Written request: Reproduce all the material exactly, minus any pictures it holds.

* Begin Task input *

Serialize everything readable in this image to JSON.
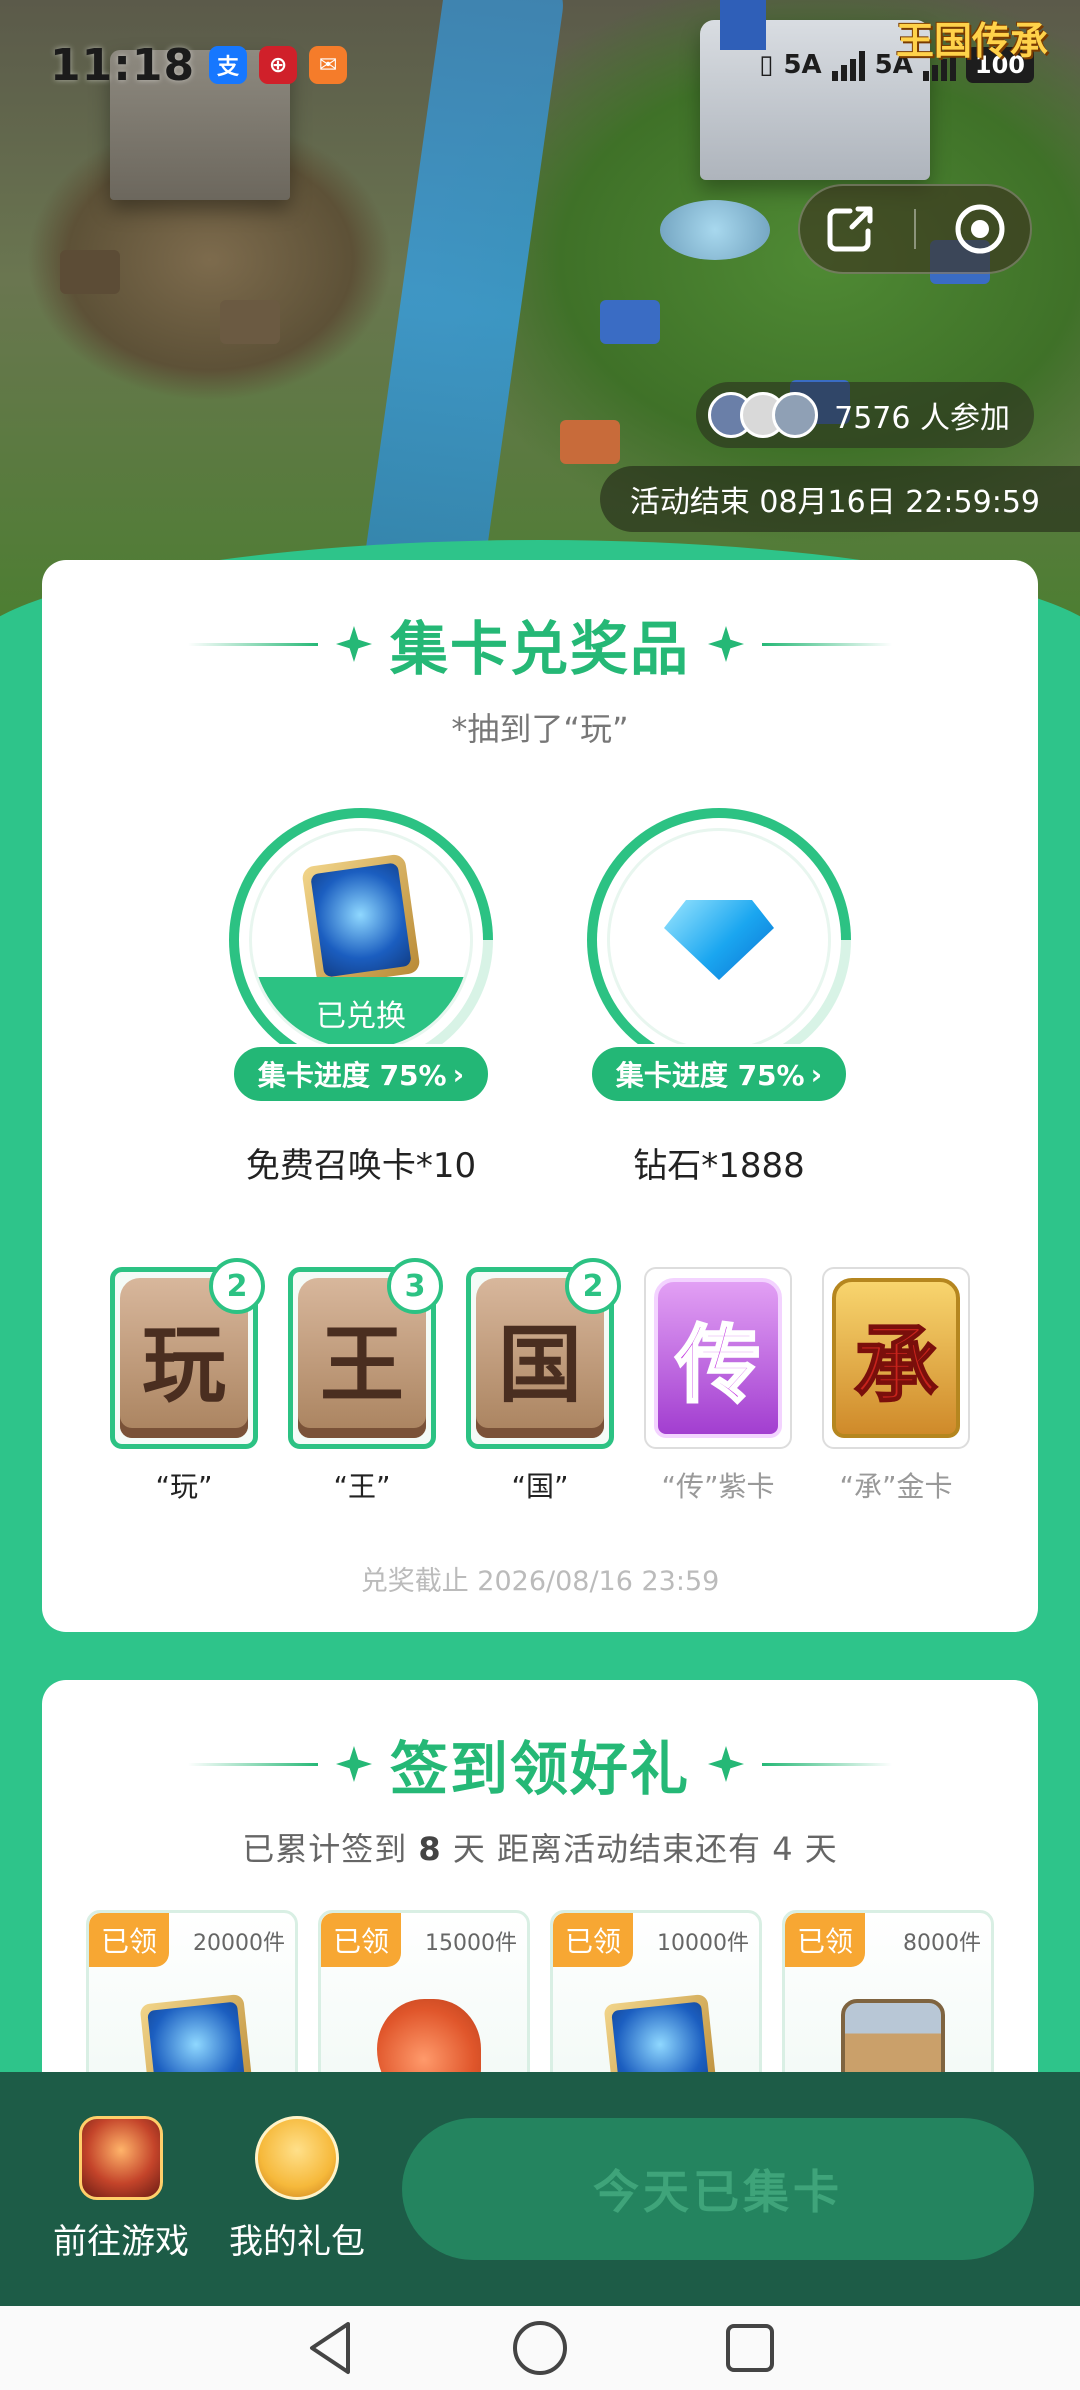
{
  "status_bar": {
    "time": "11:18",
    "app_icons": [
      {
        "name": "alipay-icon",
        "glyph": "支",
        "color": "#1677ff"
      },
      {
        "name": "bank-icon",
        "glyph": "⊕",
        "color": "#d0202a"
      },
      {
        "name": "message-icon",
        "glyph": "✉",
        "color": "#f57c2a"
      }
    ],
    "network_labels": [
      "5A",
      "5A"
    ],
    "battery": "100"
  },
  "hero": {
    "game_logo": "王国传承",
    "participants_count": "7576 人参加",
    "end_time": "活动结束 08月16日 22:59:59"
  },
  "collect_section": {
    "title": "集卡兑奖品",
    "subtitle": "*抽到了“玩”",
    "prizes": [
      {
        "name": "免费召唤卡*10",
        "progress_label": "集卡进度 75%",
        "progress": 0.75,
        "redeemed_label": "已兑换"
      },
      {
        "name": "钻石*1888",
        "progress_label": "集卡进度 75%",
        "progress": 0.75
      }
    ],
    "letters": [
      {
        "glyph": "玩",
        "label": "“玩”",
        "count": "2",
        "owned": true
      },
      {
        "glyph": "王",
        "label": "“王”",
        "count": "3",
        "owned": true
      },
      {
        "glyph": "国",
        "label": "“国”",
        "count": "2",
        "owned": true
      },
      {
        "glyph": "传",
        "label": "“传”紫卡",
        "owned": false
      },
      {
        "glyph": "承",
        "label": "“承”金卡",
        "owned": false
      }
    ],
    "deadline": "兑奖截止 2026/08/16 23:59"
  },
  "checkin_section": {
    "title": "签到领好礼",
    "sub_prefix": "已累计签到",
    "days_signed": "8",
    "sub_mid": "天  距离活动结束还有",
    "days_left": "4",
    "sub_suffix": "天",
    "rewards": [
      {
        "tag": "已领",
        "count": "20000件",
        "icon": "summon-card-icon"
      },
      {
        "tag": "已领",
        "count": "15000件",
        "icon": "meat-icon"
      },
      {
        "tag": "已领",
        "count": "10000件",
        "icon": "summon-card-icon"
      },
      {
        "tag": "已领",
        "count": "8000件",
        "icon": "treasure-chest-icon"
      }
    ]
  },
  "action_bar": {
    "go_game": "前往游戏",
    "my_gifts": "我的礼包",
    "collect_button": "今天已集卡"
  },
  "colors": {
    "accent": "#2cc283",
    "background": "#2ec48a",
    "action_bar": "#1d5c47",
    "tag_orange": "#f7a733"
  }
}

* End Task input *

Written answer:
Serialize everything readable in this image to JSON.
{
  "status_bar": {
    "time": "11:18",
    "app_icons": [
      {
        "name": "alipay-icon",
        "glyph": "支",
        "color": "#1677ff"
      },
      {
        "name": "bank-icon",
        "glyph": "⊕",
        "color": "#d0202a"
      },
      {
        "name": "message-icon",
        "glyph": "✉",
        "color": "#f57c2a"
      }
    ],
    "network_labels": [
      "5A",
      "5A"
    ],
    "battery": "100"
  },
  "hero": {
    "game_logo": "王国传承",
    "participants_count": "7576 人参加",
    "end_time": "活动结束 08月16日 22:59:59"
  },
  "collect_section": {
    "title": "集卡兑奖品",
    "subtitle": "*抽到了“玩”",
    "prizes": [
      {
        "name": "免费召唤卡*10",
        "progress_label": "集卡进度 75%",
        "progress": 0.75,
        "redeemed_label": "已兑换"
      },
      {
        "name": "钻石*1888",
        "progress_label": "集卡进度 75%",
        "progress": 0.75
      }
    ],
    "letters": [
      {
        "glyph": "玩",
        "label": "“玩”",
        "count": "2",
        "owned": true
      },
      {
        "glyph": "王",
        "label": "“王”",
        "count": "3",
        "owned": true
      },
      {
        "glyph": "国",
        "label": "“国”",
        "count": "2",
        "owned": true
      },
      {
        "glyph": "传",
        "label": "“传”紫卡",
        "owned": false
      },
      {
        "glyph": "承",
        "label": "“承”金卡",
        "owned": false
      }
    ],
    "deadline": "兑奖截止 2026/08/16 23:59"
  },
  "checkin_section": {
    "title": "签到领好礼",
    "sub_prefix": "已累计签到",
    "days_signed": "8",
    "sub_mid": "天  距离活动结束还有",
    "days_left": "4",
    "sub_suffix": "天",
    "rewards": [
      {
        "tag": "已领",
        "count": "20000件",
        "icon": "summon-card-icon"
      },
      {
        "tag": "已领",
        "count": "15000件",
        "icon": "meat-icon"
      },
      {
        "tag": "已领",
        "count": "10000件",
        "icon": "summon-card-icon"
      },
      {
        "tag": "已领",
        "count": "8000件",
        "icon": "treasure-chest-icon"
      }
    ]
  },
  "action_bar": {
    "go_game": "前往游戏",
    "my_gifts": "我的礼包",
    "collect_button": "今天已集卡"
  },
  "colors": {
    "accent": "#2cc283",
    "background": "#2ec48a",
    "action_bar": "#1d5c47",
    "tag_orange": "#f7a733"
  }
}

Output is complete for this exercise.